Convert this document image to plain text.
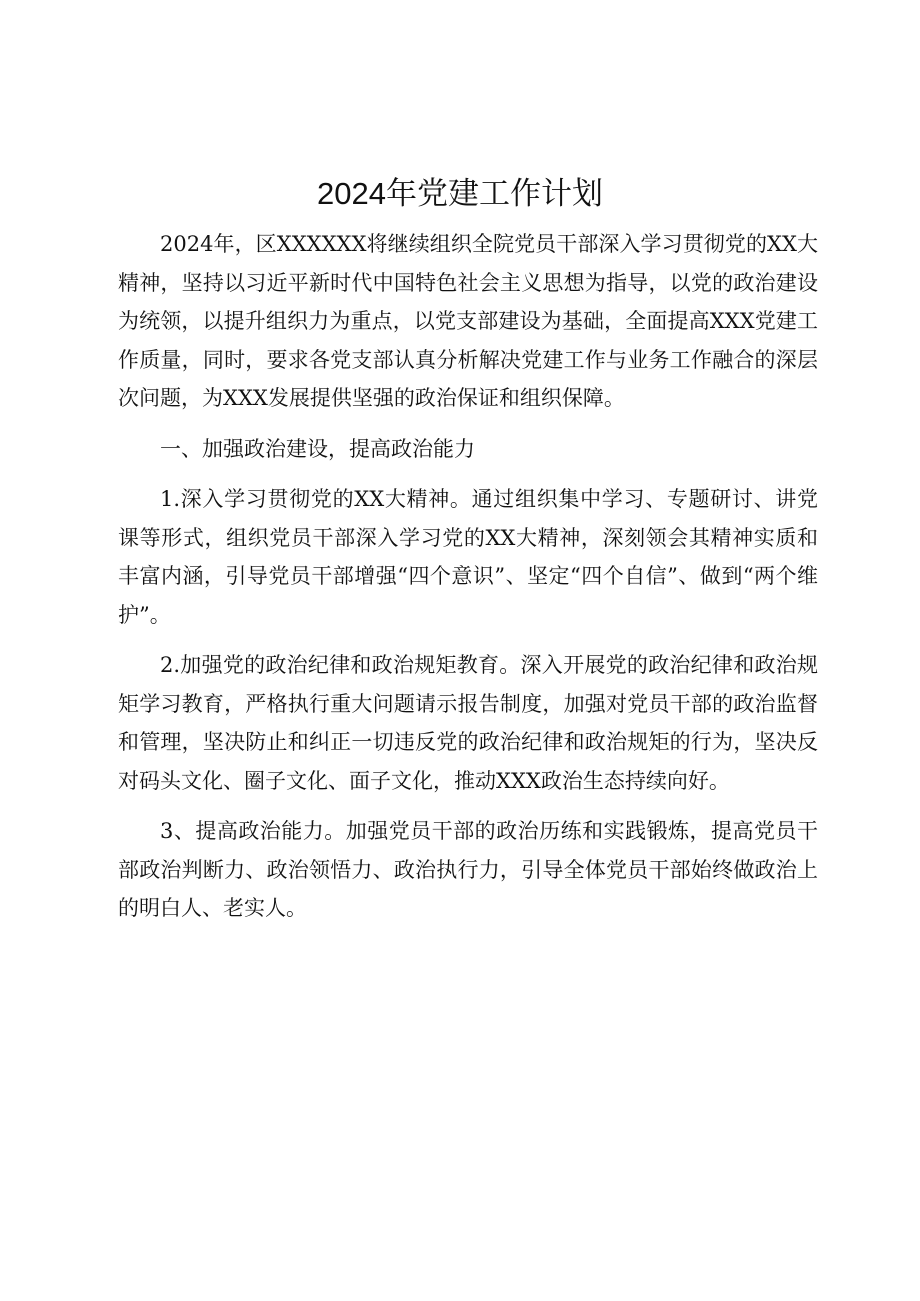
2024年党建工作计划

2024年，区XXXXXX将继续组织全院党员干部深入学习贯彻党的XX大精神，坚持以习近平新时代中国特色社会主义思想为指导，以党的政治建设为统领，以提升组织力为重点，以党支部建设为基础，全面提高XXX党建工作质量，同时，要求各党支部认真分析解决党建工作与业务工作融合的深层次问题，为XXX发展提供坚强的政治保证和组织保障。

一、加强政治建设，提高政治能力

1.深入学习贯彻党的XX大精神。通过组织集中学习、专题研讨、讲党课等形式，组织党员干部深入学习党的XX大精神，深刻领会其精神实质和丰富内涵，引导党员干部增强“四个意识”、坚定“四个自信”、做到“两个维护”。

2.加强党的政治纪律和政治规矩教育。深入开展党的政治纪律和政治规矩学习教育，严格执行重大问题请示报告制度，加强对党员干部的政治监督和管理，坚决防止和纠正一切违反党的政治纪律和政治规矩的行为，坚决反对码头文化、圈子文化、面子文化，推动XXX政治生态持续向好。

3、提高政治能力。加强党员干部的政治历练和实践锻炼，提高党员干部政治判断力、政治领悟力、政治执行力，引导全体党员干部始终做政治上的明白人、老实人。
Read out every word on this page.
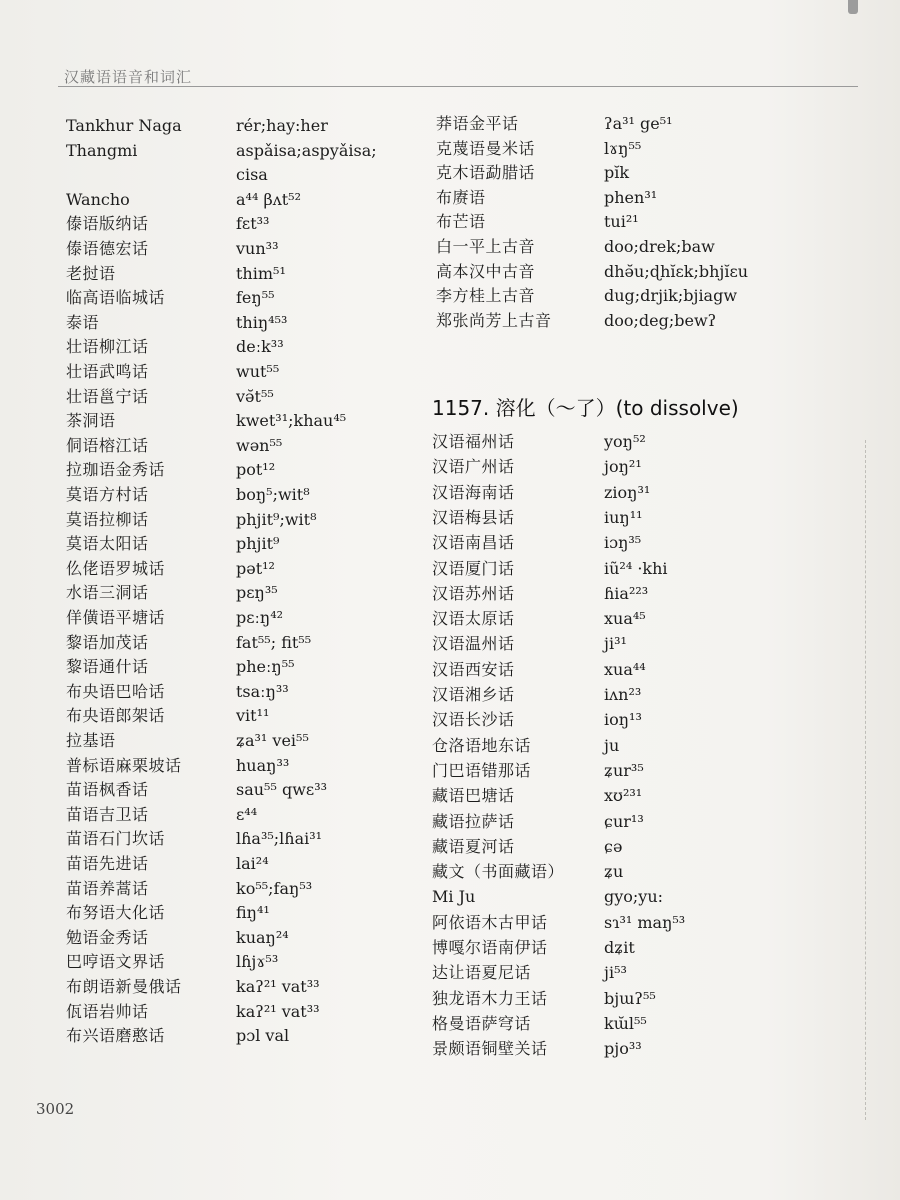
汉藏语语音和词汇
Tankhur Naga	rér;hay:her
Thangmi	aspǎisa;aspyǎisa;
cisa
Wancho	a⁴⁴ βʌt⁵²
傣语版纳话	fɛt³³
傣语德宏话	vun³³
老挝语	thim⁵¹
临高语临城话	feŋ⁵⁵
泰语	thiŋ⁴⁵³
壮语柳江话	deːk³³
壮语武鸣话	wut⁵⁵
壮语邕宁话	vǝ̆t⁵⁵
茶洞语	kwet³¹;khau⁴⁵
侗语榕江话	wən⁵⁵
拉珈语金秀话	pot¹²
莫语方村话	boŋ⁵;wit⁸
莫语拉柳话	phjit⁹;wit⁸
莫语太阳话	phjit⁹
仫佬语罗城话	pət¹²
水语三洞话	pɛŋ³⁵
佯僙语平塘话	pɛːŋ⁴²
黎语加茂话	fat⁵⁵; fit⁵⁵
黎语通什话	pheːŋ⁵⁵
布央语巴哈话	tsaːŋ³³
布央语郎架话	vit¹¹
拉基语	ʑa³¹ vei⁵⁵
普标语麻栗坡话	huaŋ³³
苗语枫香话	sau⁵⁵ qwɛ³³
苗语吉卫话	ɛ⁴⁴
苗语石门坎话	lɦa³⁵;lɦai³¹
苗语先进话	lai²⁴
苗语养蒿话	ko⁵⁵;faŋ⁵³
布努语大化话	fiŋ⁴¹
勉语金秀话	kuaŋ²⁴
巴哼语文界话	lɦjɤ⁵³
布朗语新曼俄话	kaʔ²¹ vat³³
佤语岩帅话	kaʔ²¹ vat³³
布兴语磨憨话	pɔl val
莽语金平话	ʔa³¹ ge⁵¹
克蔑语曼米话	lɤŋ⁵⁵
克木语勐腊话	pĭk
布赓语	phen³¹
布芒语	tui²¹
白一平上古音	doo;drek;baw
高本汉中古音	dhǝ̆u;ɖhĭɛk;bhjĭɛu
李方桂上古音	dug;drjik;bjiagw
郑张尚芳上古音	doo;deg;bewʔ
1157. 溶化（～了）(to dissolve)
汉语福州话	yoŋ⁵²
汉语广州话	joŋ²¹
汉语海南话	zioŋ³¹
汉语梅县话	iuŋ¹¹
汉语南昌话	iɔŋ³⁵
汉语厦门话	iũ²⁴ ·khi
汉语苏州话	ɦia²²³
汉语太原话	xua⁴⁵
汉语温州话	ji³¹
汉语西安话	xua⁴⁴
汉语湘乡话	iʌn²³
汉语长沙话	ioŋ¹³
仓洛语地东话	ju
门巴语错那话	ʑur³⁵
藏语巴塘话	xʊ²³¹
藏语拉萨话	ɕur¹³
藏语夏河话	ɕə
藏文（书面藏语） ʑu
Mi Ju	gyo;yu:
阿依语木古甲话	sɿ³¹ maŋ⁵³
博嘎尔语南伊话	dʑit
达让语夏尼话	ji⁵³
独龙语木力王话	bjɯʔ⁵⁵
格曼语萨穹话	kɯ̆l⁵⁵
景颇语铜壁关话	pjo³³
3002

▸ WORK TO COMPLETE:
Make a list of all lines in the data that contain "提高政治能力".

▸ SOLUTION FOR THIS TASK:
一、加强政治建设，提高政治能力
3、提高政治能力。加强党员干部的政治历练和实践锻炼，提高党员干部政治判断力、政治领悟力、政治执行力，引导全体党员干部始终做政治上的明白人、老实人。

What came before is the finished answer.